**Task**
Type the records out again in full, exactly.

Dataset items
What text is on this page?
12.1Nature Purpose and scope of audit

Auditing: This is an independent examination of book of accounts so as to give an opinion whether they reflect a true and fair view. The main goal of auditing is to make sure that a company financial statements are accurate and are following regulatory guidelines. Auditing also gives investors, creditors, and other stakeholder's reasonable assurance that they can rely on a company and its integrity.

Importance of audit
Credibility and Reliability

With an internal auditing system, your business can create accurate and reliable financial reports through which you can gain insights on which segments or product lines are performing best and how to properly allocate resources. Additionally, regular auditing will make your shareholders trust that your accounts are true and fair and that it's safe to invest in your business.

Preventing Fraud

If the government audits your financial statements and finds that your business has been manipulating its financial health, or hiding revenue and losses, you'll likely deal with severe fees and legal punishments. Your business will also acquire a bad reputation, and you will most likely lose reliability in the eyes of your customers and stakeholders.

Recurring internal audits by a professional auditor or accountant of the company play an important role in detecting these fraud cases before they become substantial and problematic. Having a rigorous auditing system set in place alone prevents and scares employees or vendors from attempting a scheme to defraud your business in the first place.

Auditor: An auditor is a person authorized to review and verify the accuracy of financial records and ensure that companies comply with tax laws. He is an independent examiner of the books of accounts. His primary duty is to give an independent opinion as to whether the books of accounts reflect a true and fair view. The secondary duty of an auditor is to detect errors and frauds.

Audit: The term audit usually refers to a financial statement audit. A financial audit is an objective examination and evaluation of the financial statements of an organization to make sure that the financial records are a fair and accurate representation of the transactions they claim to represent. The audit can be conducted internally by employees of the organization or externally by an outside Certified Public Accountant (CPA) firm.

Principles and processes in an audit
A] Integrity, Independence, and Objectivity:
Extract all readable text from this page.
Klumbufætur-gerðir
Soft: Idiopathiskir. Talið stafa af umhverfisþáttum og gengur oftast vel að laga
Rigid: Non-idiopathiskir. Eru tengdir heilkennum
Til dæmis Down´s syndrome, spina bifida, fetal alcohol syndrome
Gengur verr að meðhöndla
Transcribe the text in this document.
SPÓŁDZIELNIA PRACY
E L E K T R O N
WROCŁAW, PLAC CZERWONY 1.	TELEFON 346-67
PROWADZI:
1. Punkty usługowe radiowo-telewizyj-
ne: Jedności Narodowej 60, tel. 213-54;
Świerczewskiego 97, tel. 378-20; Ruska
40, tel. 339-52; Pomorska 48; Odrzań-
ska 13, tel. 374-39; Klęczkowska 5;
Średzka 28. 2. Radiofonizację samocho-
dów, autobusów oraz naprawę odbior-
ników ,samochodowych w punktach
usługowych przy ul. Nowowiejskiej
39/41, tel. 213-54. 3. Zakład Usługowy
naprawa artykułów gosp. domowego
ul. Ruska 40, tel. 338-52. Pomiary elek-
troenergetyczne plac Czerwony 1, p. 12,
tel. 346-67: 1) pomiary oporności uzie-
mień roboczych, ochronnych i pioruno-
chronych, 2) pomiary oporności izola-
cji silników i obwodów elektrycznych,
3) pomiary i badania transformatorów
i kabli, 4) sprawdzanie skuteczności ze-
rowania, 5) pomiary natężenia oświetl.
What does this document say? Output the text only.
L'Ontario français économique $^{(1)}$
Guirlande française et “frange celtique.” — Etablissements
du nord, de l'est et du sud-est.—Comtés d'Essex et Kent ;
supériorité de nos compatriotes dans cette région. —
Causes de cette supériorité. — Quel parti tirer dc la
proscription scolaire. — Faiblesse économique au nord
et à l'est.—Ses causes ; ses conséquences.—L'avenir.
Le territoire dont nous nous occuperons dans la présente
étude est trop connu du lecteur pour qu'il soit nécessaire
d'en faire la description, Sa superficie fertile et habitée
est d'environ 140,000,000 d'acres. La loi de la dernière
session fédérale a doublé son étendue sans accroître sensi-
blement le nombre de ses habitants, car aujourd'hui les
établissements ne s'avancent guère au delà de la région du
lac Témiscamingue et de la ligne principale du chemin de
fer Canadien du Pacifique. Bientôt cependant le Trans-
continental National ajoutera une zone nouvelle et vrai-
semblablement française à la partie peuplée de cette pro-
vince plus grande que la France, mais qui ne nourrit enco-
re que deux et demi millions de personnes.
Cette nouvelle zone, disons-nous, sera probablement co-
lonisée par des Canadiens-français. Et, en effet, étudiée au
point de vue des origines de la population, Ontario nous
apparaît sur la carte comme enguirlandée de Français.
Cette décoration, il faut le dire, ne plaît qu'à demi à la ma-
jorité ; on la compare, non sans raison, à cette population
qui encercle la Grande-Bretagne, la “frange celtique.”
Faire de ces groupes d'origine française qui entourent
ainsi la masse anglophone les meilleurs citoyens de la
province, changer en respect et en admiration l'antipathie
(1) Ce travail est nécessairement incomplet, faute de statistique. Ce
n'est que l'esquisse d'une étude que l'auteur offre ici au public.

**Response to this task**
What text is on this page?
12.1Nature Purpose and scope of audit

Auditing: This is an independent examination of book of accounts so as to give an opinion whether they reflect a true and fair view. The main goal of auditing is to make sure that a company financial statements are accurate and are following regulatory guidelines. Auditing also gives investors, creditors, and other stakeholder's reasonable assurance that they can rely on a company and its integrity.

Importance of audit
Credibility and Reliability

With an internal auditing system, your business can create accurate and reliable financial reports through which you can gain insights on which segments or product lines are performing best and how to properly allocate resources. Additionally, regular auditing will make your shareholders trust that your accounts are true and fair and that it's safe to invest in your business.

Preventing Fraud

If the government audits your financial statements and finds that your business has been manipulating its financial health, or hiding revenue and losses, you'll likely deal with severe fees and legal punishments. Your business will also acquire a bad reputation, and you will most likely lose reliability in the eyes of your customers and stakeholders.

Recurring internal audits by a professional auditor or accountant of the company play an important role in detecting these fraud cases before they become substantial and problematic. Having a rigorous auditing system set in place alone prevents and scares employees or vendors from attempting a scheme to defraud your business in the first place.

Auditor: An auditor is a person authorized to review and verify the accuracy of financial records and ensure that companies comply with tax laws. He is an independent examiner of the books of accounts. His primary duty is to give an independent opinion as to whether the books of accounts reflect a true and fair view. The secondary duty of an auditor is to detect errors and frauds.

Audit: The term audit usually refers to a financial statement audit. A financial audit is an objective examination and evaluation of the financial statements of an organization to make sure that the financial records are a fair and accurate representation of the transactions they claim to represent. The audit can be conducted internally by employees of the organization or externally by an outside Certified Public Accountant (CPA) firm.

Principles and processes in an audit
A] Integrity, Independence, and Objectivity:
Extract all readable text from this page.
Klumbufætur-gerðir
Soft: Idiopathiskir. Talið stafa af umhverfisþáttum og gengur oftast vel að laga
Rigid: Non-idiopathiskir. Eru tengdir heilkennum
Til dæmis Down´s syndrome, spina bifida, fetal alcohol syndrome
Gengur verr að meðhöndla
Transcribe the text in this document.
SPÓŁDZIELNIA PRACY
E L E K T R O N
WROCŁAW, PLAC CZERWONY 1.	TELEFON 346-67
PROWADZI:
1. Punkty usługowe radiowo-telewizyj-
ne: Jedności Narodowej 60, tel. 213-54;
Świerczewskiego 97, tel. 378-20; Ruska
40, tel. 339-52; Pomorska 48; Odrzań-
ska 13, tel. 374-39; Klęczkowska 5;
Średzka 28. 2. Radiofonizację samocho-
dów, autobusów oraz naprawę odbior-
ników ,samochodowych w punktach
usługowych przy ul. Nowowiejskiej
39/41, tel. 213-54. 3. Zakład Usługowy
naprawa artykułów gosp. domowego
ul. Ruska 40, tel. 338-52. Pomiary elek-
troenergetyczne plac Czerwony 1, p. 12,
tel. 346-67: 1) pomiary oporności uzie-
mień roboczych, ochronnych i pioruno-
chronych, 2) pomiary oporności izola-
cji silników i obwodów elektrycznych,
3) pomiary i badania transformatorów
i kabli, 4) sprawdzanie skuteczności ze-
rowania, 5) pomiary natężenia oświetl.
What does this document say? Output the text only.
L'Ontario français économique $^{(1)}$
Guirlande française et “frange celtique.” — Etablissements
du nord, de l'est et du sud-est.—Comtés d'Essex et Kent ;
supériorité de nos compatriotes dans cette région. —
Causes de cette supériorité. — Quel parti tirer dc la
proscription scolaire. — Faiblesse économique au nord
et à l'est.—Ses causes ; ses conséquences.—L'avenir.
Le territoire dont nous nous occuperons dans la présente
étude est trop connu du lecteur pour qu'il soit nécessaire
d'en faire la description, Sa superficie fertile et habitée
est d'environ 140,000,000 d'acres. La loi de la dernière
session fédérale a doublé son étendue sans accroître sensi-
blement le nombre de ses habitants, car aujourd'hui les
établissements ne s'avancent guère au delà de la région du
lac Témiscamingue et de la ligne principale du chemin de
fer Canadien du Pacifique. Bientôt cependant le Trans-
continental National ajoutera une zone nouvelle et vrai-
semblablement française à la partie peuplée de cette pro-
vince plus grande que la France, mais qui ne nourrit enco-
re que deux et demi millions de personnes.
Cette nouvelle zone, disons-nous, sera probablement co-
lonisée par des Canadiens-français. Et, en effet, étudiée au
point de vue des origines de la population, Ontario nous
apparaît sur la carte comme enguirlandée de Français.
Cette décoration, il faut le dire, ne plaît qu'à demi à la ma-
jorité ; on la compare, non sans raison, à cette population
qui encercle la Grande-Bretagne, la “frange celtique.”
Faire de ces groupes d'origine française qui entourent
ainsi la masse anglophone les meilleurs citoyens de la
province, changer en respect et en admiration l'antipathie
(1) Ce travail est nécessairement incomplet, faute de statistique. Ce
n'est que l'esquisse d'une étude que l'auteur offre ici au public.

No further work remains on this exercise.